Pick every line with "Sensitivity" from the material below.
"""
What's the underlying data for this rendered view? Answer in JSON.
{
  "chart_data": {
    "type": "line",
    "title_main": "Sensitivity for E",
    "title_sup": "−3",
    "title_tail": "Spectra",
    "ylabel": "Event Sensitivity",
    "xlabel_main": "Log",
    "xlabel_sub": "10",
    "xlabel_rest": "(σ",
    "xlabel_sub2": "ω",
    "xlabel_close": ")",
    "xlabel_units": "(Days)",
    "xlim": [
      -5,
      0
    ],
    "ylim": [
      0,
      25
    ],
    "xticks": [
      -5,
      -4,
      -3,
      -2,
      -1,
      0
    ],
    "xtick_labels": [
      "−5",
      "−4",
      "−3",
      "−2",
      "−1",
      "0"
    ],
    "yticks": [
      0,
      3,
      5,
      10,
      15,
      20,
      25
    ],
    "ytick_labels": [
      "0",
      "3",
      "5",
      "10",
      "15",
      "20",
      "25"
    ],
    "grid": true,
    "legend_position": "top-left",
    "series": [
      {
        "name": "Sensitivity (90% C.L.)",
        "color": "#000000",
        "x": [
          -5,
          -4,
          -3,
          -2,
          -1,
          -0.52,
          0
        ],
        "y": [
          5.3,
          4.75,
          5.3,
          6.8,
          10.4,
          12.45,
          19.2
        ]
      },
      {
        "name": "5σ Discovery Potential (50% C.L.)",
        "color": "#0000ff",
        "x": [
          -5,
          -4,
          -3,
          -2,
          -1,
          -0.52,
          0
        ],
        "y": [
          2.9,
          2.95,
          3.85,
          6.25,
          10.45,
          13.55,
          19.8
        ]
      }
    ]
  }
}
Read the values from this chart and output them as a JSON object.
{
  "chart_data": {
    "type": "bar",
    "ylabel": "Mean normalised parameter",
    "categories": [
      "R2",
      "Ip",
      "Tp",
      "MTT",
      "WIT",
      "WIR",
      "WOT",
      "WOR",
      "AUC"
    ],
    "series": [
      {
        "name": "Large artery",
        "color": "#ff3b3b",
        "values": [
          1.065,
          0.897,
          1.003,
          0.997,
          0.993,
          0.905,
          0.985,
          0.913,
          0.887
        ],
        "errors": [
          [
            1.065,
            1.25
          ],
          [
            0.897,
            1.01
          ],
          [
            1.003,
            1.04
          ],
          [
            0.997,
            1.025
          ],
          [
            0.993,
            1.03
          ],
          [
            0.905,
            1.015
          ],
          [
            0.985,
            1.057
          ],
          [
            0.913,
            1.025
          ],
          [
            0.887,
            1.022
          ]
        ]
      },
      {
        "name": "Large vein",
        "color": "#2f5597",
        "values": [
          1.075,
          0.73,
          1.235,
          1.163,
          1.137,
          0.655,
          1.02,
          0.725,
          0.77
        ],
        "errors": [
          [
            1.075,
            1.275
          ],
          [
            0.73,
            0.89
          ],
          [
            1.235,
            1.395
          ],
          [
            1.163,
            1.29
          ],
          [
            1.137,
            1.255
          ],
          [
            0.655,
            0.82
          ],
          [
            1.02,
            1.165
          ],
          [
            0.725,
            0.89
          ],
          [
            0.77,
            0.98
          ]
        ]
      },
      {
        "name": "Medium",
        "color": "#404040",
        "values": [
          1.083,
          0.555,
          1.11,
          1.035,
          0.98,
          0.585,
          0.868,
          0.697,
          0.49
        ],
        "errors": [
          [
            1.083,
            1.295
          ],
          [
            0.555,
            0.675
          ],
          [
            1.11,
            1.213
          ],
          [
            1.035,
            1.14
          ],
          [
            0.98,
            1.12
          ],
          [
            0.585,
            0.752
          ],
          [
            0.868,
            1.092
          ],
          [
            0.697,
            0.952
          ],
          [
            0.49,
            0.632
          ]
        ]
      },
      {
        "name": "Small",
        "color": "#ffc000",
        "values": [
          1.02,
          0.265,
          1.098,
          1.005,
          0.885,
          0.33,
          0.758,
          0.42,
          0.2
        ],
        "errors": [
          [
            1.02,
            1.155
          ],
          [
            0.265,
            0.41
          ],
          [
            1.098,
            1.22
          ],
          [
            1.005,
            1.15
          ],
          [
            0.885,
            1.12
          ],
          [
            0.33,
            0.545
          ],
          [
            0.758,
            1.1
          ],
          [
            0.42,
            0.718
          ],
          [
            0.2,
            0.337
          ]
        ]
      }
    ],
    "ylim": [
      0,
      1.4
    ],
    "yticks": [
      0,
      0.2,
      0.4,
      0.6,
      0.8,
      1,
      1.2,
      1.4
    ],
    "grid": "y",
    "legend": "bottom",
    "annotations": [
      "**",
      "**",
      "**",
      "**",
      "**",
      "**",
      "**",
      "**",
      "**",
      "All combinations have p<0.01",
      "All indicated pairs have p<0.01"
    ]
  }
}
"""
THE RESULT.
    "title_main": "Sensitivity for E",
    "ylabel": "Event Sensitivity",
        "name": "Sensitivity (90% C.L.)",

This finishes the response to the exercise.